[Supplied entries start]

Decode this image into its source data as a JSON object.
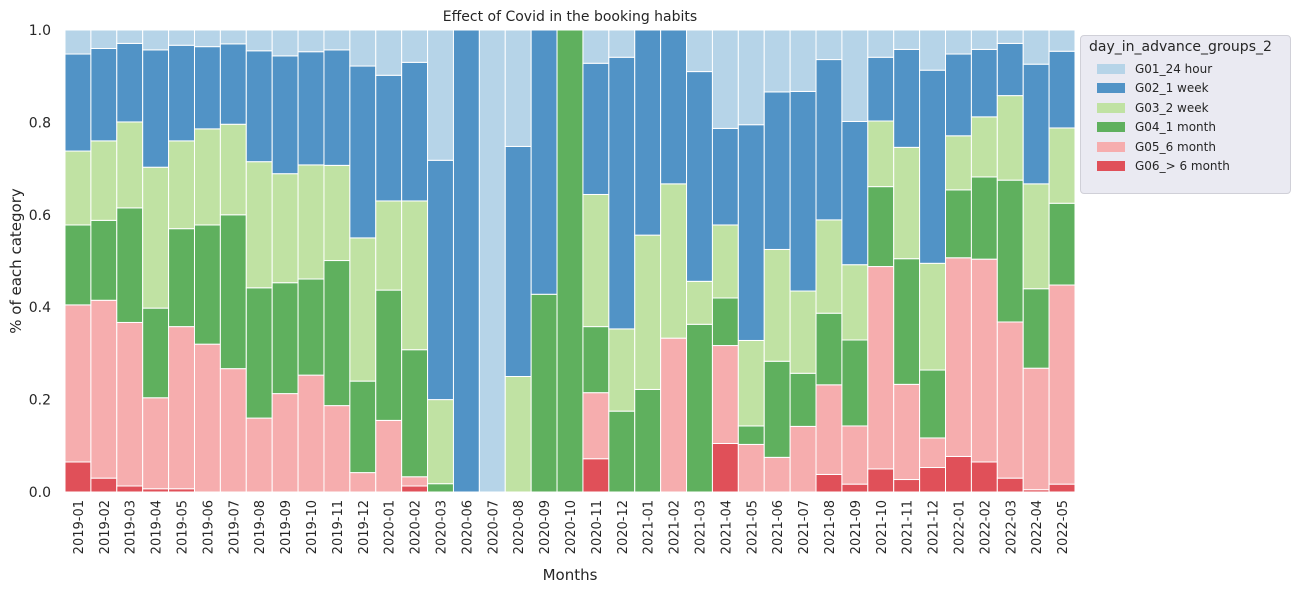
{
  "chart_data": {
    "type": "bar",
    "stacked": true,
    "normalized": true,
    "title": "Effect of Covid in the booking habits",
    "xlabel": "Months",
    "ylabel": "% of each category",
    "ylim": [
      0,
      1.0
    ],
    "yticks": [
      "0.0",
      "0.2",
      "0.4",
      "0.6",
      "0.8",
      "1.0"
    ],
    "grid": false,
    "legend_title": "day_in_advance_groups_2",
    "legend_position": "outside-top-right",
    "categories": [
      "2019-01",
      "2019-02",
      "2019-03",
      "2019-04",
      "2019-05",
      "2019-06",
      "2019-07",
      "2019-08",
      "2019-09",
      "2019-10",
      "2019-11",
      "2019-12",
      "2020-01",
      "2020-02",
      "2020-03",
      "2020-06",
      "2020-07",
      "2020-08",
      "2020-09",
      "2020-10",
      "2020-11",
      "2020-12",
      "2021-01",
      "2021-02",
      "2021-03",
      "2021-04",
      "2021-05",
      "2021-06",
      "2021-07",
      "2021-08",
      "2021-09",
      "2021-10",
      "2021-11",
      "2021-12",
      "2022-01",
      "2022-02",
      "2022-03",
      "2022-04",
      "2022-05"
    ],
    "series": [
      {
        "name": "G06_> 6 month",
        "color": "#e05059",
        "values": [
          0.065,
          0.03,
          0.013,
          0.007,
          0.007,
          0,
          0,
          0,
          0,
          0,
          0,
          0,
          0,
          0.013,
          0,
          0,
          0,
          0,
          0,
          0,
          0.072,
          0,
          0,
          0,
          0,
          0.105,
          0,
          0,
          0,
          0.038,
          0.017,
          0.05,
          0.027,
          0.053,
          0.077,
          0.065,
          0.03,
          0.005,
          0.017
        ]
      },
      {
        "name": "G05_6 month",
        "color": "#f6adae",
        "values": [
          0.34,
          0.385,
          0.354,
          0.197,
          0.351,
          0.32,
          0.267,
          0.16,
          0.213,
          0.253,
          0.187,
          0.042,
          0.155,
          0.02,
          0,
          0,
          0,
          0,
          0,
          0,
          0.143,
          0,
          0,
          0.333,
          0,
          0.212,
          0.103,
          0.075,
          0.142,
          0.194,
          0.126,
          0.438,
          0.206,
          0.064,
          0.43,
          0.439,
          0.338,
          0.263,
          0.431
        ]
      },
      {
        "name": "G04_1 month",
        "color": "#5fb05e",
        "values": [
          0.173,
          0.173,
          0.248,
          0.194,
          0.212,
          0.258,
          0.333,
          0.282,
          0.24,
          0.208,
          0.314,
          0.198,
          0.282,
          0.275,
          0.018,
          0,
          0,
          0,
          0.428,
          1.0,
          0.143,
          0.175,
          0.222,
          0,
          0.363,
          0.103,
          0.04,
          0.208,
          0.115,
          0.155,
          0.186,
          0.173,
          0.272,
          0.147,
          0.147,
          0.178,
          0.307,
          0.172,
          0.177
        ]
      },
      {
        "name": "G03_2 week",
        "color": "#c0e2a3",
        "values": [
          0.16,
          0.172,
          0.186,
          0.305,
          0.19,
          0.208,
          0.196,
          0.273,
          0.236,
          0.247,
          0.206,
          0.31,
          0.193,
          0.322,
          0.182,
          0,
          0,
          0.25,
          0,
          0,
          0.286,
          0.178,
          0.334,
          0.334,
          0.093,
          0.158,
          0.185,
          0.242,
          0.178,
          0.202,
          0.163,
          0.142,
          0.241,
          0.231,
          0.117,
          0.13,
          0.183,
          0.227,
          0.163
        ]
      },
      {
        "name": "G02_1 week",
        "color": "#5193c6",
        "values": [
          0.21,
          0.2,
          0.17,
          0.254,
          0.207,
          0.178,
          0.174,
          0.24,
          0.255,
          0.245,
          0.25,
          0.372,
          0.272,
          0.3,
          0.518,
          1.0,
          0,
          0.498,
          0.572,
          0,
          0.284,
          0.588,
          0.444,
          0.333,
          0.454,
          0.209,
          0.467,
          0.341,
          0.432,
          0.347,
          0.31,
          0.138,
          0.212,
          0.418,
          0.177,
          0.146,
          0.113,
          0.259,
          0.166
        ]
      },
      {
        "name": "G01_24 hour",
        "color": "#b6d4e8",
        "values": [
          0.052,
          0.04,
          0.029,
          0.043,
          0.033,
          0.036,
          0.03,
          0.045,
          0.056,
          0.047,
          0.043,
          0.078,
          0.098,
          0.07,
          0.282,
          0,
          1.0,
          0.252,
          0,
          0,
          0.072,
          0.059,
          0,
          0,
          0.09,
          0.213,
          0.205,
          0.134,
          0.133,
          0.064,
          0.198,
          0.059,
          0.042,
          0.087,
          0.052,
          0.042,
          0.029,
          0.074,
          0.046
        ]
      }
    ]
  }
}
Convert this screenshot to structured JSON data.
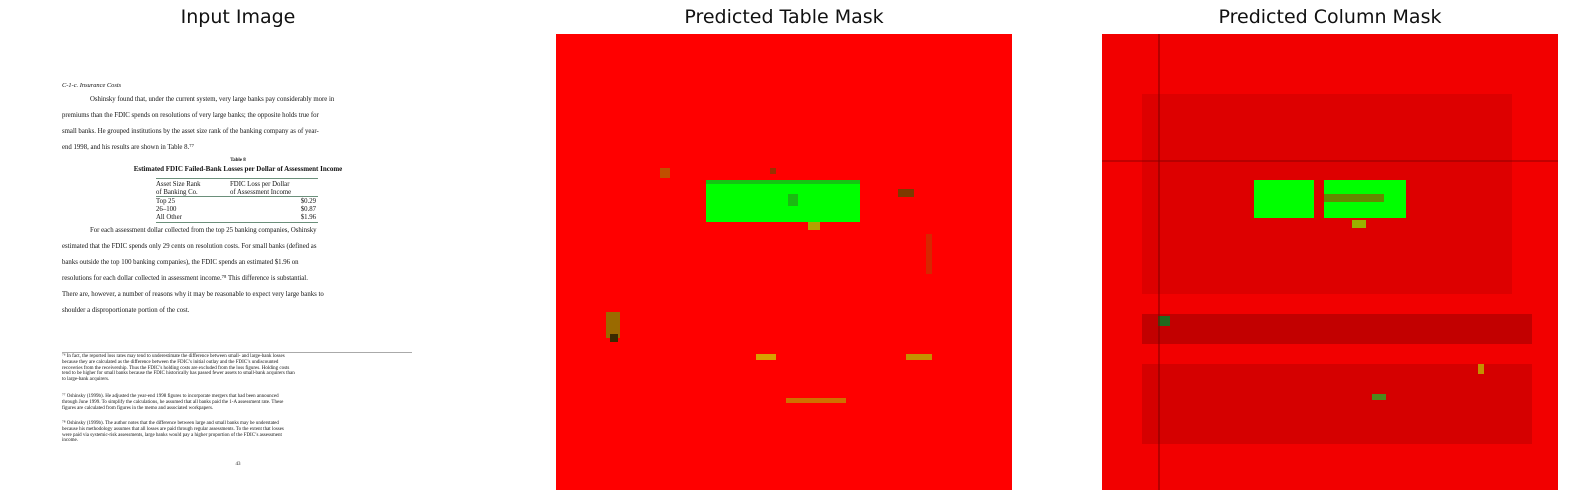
{
  "panels": {
    "input_title": "Input Image",
    "table_title": "Predicted Table Mask",
    "column_title": "Predicted Column Mask"
  },
  "colors": {
    "background": "#ff0000",
    "table": "#00ff00",
    "column_bg": "#f20000"
  },
  "document": {
    "section": "C-1-c.  Insurance Costs",
    "para1": [
      "Oshinsky found that, under the current system, very large banks pay considerably more in",
      "premiums than the FDIC spends on resolutions of very large banks; the opposite holds true for",
      "small banks.  He grouped institutions by the asset size rank of the banking company as of year-",
      "end 1998, and his results are shown in Table 8.⁷⁷"
    ],
    "table_number": "Table 8",
    "table_title": "Estimated FDIC Failed-Bank Losses per Dollar of Assessment Income",
    "table_headers": [
      [
        "Asset Size Rank",
        "of Banking Co."
      ],
      [
        "FDIC Loss per Dollar",
        "of Assessment Income"
      ]
    ],
    "table_rows": [
      {
        "rank": "Top 25",
        "loss": "$0.29"
      },
      {
        "rank": "26–100",
        "loss": "$0.87"
      },
      {
        "rank": "All Other",
        "loss": "$1.96"
      }
    ],
    "para2": [
      "For each assessment dollar collected from the top 25 banking companies, Oshinsky",
      "estimated that the FDIC spends only 29 cents on resolution costs.  For small banks (defined as",
      "banks outside the top 100 banking companies), the FDIC spends an estimated $1.96 on",
      "resolutions for each dollar collected in assessment income.⁷⁸  This difference is substantial.",
      "There are, however, a number of reasons why it may be reasonable to expect very large banks to",
      "shoulder a disproportionate portion of the cost."
    ],
    "footnote1": [
      "⁷⁶ In fact, the reported loss rates may tend to underestimate the difference between small- and large-bank losses",
      "because they are calculated as the difference between the FDIC’s initial outlay and the FDIC’s undiscounted",
      "recoveries from the receivership.  Thus the FDIC’s holding costs are excluded from the loss figures.  Holding costs",
      "tend to be higher for small banks because the FDIC historically has passed fewer assets to small-bank acquirers than",
      "to large-bank acquirers."
    ],
    "footnote2": [
      "⁷⁷ Oshinsky (1999b).  He adjusted the year-end 1998 figures to incorporate mergers that had been announced",
      "through June 1999.  To simplify the calculations, he assumed that all banks paid the 1-A assessment rate.  These",
      "figures are calculated from figures in the memo and associated workpapers."
    ],
    "footnote3": [
      "⁷⁸ Oshinsky (1999b).  The author notes that the difference between large and small banks may be understated",
      "because his methodology assumes that all losses are paid through regular assessments.  To the extent that losses",
      "were paid via systemic-risk assessments, large banks would pay a higher proportion of the FDIC’s assessment",
      "income."
    ],
    "page_number": "43"
  }
}
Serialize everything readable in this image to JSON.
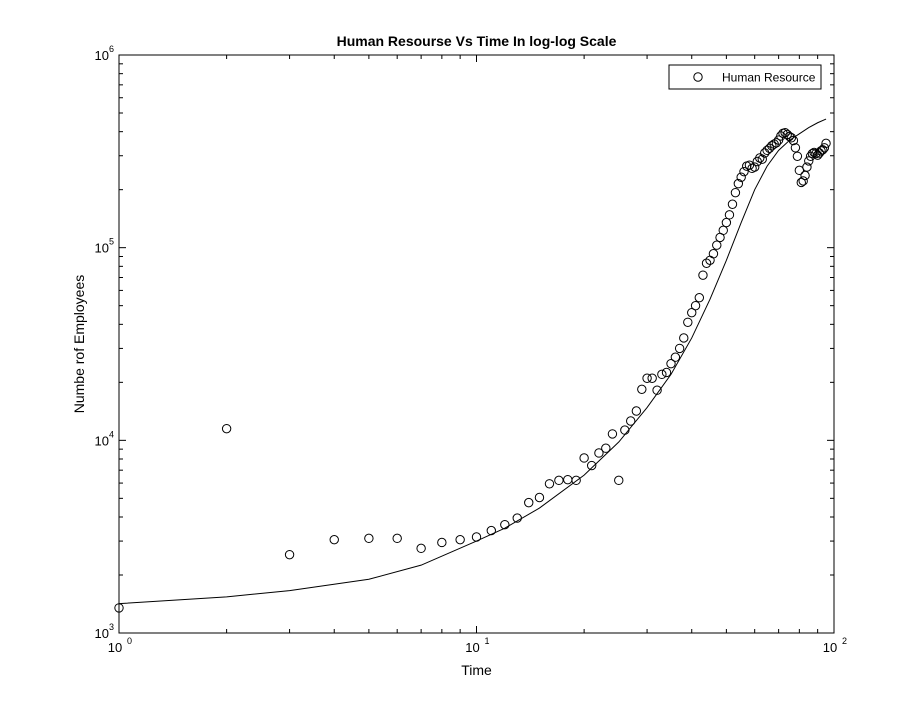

[Supplied entries end]

**What to do**
From the data above, gather every line that includes the word "calculated".

**Expected answer**
      "because they are calculated as the difference between the FDIC’s initial outlay and the FDIC’s undiscounted",
      "figures are calculated from figures in the memo and associated workpapers."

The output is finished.